**Supplied records:**
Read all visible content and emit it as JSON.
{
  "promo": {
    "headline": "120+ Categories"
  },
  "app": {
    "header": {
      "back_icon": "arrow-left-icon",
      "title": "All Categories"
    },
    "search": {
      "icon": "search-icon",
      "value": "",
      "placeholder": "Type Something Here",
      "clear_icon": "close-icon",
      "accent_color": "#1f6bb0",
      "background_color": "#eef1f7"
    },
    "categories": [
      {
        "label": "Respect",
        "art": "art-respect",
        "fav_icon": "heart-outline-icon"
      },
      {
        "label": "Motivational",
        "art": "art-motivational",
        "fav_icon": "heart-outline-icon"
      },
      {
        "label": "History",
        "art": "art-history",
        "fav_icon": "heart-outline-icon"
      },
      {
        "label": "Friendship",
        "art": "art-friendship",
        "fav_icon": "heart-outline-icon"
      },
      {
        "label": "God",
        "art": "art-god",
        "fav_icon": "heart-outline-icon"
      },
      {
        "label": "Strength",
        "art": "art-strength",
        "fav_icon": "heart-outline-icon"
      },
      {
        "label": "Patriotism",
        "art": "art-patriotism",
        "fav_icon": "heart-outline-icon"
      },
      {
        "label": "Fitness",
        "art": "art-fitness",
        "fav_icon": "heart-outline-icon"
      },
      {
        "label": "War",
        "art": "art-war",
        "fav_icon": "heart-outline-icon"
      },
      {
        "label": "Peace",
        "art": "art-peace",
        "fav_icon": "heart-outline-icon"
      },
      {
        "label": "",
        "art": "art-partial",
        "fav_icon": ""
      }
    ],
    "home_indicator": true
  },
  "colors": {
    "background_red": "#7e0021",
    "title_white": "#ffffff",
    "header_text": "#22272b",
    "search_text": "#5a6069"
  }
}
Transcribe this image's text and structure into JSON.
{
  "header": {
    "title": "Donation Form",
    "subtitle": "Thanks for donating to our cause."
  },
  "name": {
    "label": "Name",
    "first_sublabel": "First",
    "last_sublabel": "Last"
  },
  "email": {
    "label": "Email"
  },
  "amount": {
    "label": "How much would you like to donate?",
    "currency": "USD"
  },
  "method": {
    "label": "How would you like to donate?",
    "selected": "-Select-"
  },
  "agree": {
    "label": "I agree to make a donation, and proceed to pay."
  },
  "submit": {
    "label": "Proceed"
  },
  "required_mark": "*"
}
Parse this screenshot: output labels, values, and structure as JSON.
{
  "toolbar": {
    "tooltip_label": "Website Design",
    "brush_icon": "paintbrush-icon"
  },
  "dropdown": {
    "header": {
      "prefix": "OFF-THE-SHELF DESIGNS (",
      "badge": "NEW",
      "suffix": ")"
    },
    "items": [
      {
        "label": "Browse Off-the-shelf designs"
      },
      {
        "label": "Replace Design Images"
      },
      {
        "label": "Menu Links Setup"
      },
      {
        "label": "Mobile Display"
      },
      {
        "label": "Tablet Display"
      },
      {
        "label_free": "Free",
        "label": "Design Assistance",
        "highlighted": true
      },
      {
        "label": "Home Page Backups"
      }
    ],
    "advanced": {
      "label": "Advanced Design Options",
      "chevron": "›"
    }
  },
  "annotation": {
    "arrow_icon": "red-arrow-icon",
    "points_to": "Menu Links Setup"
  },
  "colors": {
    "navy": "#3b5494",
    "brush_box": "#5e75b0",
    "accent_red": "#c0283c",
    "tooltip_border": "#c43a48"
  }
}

**Problem to work on:**
Gather every line from the listing above in which the word "this" appears.

**Response:**
Transcribe this image's text and structure into JSON.
Parse this screenshot: output labels, values, and structure as JSON.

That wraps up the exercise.